**Dataset**
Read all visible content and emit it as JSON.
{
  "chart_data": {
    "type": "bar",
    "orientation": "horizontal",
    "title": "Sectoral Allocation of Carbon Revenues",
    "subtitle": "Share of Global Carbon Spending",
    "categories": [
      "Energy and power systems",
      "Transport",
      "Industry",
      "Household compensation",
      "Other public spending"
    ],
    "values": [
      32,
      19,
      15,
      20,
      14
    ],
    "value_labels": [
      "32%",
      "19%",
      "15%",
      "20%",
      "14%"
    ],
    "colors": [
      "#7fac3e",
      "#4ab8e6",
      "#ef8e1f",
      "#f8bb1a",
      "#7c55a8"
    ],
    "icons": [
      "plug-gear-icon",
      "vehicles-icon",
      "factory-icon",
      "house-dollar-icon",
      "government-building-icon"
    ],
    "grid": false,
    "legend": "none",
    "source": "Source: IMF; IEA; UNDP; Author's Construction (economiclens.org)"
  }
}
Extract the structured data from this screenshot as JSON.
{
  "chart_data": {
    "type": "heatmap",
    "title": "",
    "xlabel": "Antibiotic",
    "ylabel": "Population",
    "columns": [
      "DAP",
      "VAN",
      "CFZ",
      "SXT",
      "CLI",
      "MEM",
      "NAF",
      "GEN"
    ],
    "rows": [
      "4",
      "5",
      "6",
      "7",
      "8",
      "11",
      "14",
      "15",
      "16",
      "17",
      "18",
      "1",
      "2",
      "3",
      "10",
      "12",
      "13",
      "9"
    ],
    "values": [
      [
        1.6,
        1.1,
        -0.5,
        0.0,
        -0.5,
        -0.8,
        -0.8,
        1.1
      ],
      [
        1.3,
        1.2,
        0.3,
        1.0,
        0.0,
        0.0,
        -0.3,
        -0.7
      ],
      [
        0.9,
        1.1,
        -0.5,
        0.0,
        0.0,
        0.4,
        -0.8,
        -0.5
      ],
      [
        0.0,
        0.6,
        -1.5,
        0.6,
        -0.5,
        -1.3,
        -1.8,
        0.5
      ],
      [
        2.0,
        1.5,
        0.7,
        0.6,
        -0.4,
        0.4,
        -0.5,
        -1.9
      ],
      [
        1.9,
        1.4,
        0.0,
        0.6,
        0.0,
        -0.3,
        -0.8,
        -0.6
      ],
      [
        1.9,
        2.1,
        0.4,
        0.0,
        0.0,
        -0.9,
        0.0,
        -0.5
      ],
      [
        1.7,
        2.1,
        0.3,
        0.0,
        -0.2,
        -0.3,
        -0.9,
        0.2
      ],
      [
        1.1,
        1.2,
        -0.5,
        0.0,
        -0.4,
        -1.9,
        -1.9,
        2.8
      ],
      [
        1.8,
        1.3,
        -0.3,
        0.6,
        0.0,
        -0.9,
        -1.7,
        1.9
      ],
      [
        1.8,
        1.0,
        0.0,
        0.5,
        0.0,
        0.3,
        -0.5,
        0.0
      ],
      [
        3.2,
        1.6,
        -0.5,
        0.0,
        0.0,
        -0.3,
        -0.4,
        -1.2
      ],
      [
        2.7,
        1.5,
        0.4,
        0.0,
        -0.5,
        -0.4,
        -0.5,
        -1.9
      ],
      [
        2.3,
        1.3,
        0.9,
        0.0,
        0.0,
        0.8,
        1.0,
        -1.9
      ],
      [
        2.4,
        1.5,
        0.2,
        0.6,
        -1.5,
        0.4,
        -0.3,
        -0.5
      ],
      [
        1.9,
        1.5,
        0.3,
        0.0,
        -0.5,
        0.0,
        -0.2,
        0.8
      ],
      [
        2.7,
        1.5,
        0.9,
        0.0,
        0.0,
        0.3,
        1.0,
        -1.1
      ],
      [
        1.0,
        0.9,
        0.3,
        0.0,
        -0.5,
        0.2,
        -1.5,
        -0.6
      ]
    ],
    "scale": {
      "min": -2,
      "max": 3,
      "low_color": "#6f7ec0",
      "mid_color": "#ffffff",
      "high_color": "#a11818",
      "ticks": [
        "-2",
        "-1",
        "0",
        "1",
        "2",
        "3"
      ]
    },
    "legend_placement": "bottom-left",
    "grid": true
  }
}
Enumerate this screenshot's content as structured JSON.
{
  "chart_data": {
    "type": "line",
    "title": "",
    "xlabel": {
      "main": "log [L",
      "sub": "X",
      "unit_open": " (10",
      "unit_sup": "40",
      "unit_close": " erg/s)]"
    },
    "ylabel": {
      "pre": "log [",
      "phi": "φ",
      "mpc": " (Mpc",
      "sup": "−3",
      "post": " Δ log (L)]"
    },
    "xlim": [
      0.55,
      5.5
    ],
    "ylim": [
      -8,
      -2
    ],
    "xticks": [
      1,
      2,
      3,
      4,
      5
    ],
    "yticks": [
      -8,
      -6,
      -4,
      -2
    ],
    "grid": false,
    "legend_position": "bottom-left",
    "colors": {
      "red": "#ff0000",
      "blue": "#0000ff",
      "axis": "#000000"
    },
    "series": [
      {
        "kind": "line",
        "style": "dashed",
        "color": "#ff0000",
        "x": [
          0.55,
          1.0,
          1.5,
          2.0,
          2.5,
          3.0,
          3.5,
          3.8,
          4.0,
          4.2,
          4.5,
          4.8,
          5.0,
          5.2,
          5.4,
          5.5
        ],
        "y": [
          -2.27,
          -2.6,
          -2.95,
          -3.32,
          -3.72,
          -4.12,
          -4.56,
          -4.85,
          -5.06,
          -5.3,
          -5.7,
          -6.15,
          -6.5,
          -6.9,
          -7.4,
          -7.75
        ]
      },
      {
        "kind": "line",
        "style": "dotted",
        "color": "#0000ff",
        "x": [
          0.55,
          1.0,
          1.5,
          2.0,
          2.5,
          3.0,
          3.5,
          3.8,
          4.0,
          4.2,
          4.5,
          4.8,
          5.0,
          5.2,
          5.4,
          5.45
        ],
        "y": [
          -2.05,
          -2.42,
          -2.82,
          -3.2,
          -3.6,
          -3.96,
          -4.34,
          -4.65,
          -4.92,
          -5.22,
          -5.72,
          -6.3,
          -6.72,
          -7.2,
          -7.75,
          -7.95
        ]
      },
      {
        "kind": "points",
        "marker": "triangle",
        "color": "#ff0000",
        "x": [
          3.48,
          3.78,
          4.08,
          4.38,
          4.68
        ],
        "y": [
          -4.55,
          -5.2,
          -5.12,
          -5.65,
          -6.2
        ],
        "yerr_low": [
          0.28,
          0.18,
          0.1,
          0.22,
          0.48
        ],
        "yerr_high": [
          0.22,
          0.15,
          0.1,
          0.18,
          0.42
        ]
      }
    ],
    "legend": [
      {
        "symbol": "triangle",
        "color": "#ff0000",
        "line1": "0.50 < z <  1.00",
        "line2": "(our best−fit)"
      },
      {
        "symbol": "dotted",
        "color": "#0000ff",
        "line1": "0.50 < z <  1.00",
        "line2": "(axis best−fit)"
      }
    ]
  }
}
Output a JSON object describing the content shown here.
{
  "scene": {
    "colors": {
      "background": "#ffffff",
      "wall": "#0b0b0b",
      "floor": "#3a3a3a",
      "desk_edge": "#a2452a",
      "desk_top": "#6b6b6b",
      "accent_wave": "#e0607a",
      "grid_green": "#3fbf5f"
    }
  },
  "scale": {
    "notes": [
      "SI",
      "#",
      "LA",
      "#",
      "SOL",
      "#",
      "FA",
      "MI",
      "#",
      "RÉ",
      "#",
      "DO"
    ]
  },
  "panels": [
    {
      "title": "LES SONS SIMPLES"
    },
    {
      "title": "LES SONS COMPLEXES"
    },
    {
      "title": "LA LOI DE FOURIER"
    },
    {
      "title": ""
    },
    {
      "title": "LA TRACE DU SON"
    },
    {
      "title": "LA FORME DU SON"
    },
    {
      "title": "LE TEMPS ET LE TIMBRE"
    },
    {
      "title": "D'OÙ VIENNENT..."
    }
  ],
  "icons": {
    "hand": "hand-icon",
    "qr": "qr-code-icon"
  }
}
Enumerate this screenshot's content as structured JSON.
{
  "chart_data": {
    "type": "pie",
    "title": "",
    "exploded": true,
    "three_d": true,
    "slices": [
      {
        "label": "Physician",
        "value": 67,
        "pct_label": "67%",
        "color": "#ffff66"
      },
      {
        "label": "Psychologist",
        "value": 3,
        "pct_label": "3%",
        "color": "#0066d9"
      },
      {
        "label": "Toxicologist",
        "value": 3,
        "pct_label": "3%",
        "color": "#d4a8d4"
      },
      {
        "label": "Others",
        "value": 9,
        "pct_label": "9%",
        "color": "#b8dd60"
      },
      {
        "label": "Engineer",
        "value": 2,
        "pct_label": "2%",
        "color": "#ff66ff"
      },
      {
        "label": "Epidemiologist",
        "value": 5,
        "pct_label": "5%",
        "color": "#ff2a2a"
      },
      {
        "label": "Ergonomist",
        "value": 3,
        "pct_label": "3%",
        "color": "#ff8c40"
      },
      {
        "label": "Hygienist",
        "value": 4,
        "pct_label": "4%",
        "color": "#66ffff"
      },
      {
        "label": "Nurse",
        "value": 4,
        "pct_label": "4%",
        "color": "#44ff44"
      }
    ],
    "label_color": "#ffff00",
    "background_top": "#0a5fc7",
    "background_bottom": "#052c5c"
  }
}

**Exercise prompt**
The required output is the number of lines containing the word "left", and nothing besides.

**Problem solution**
2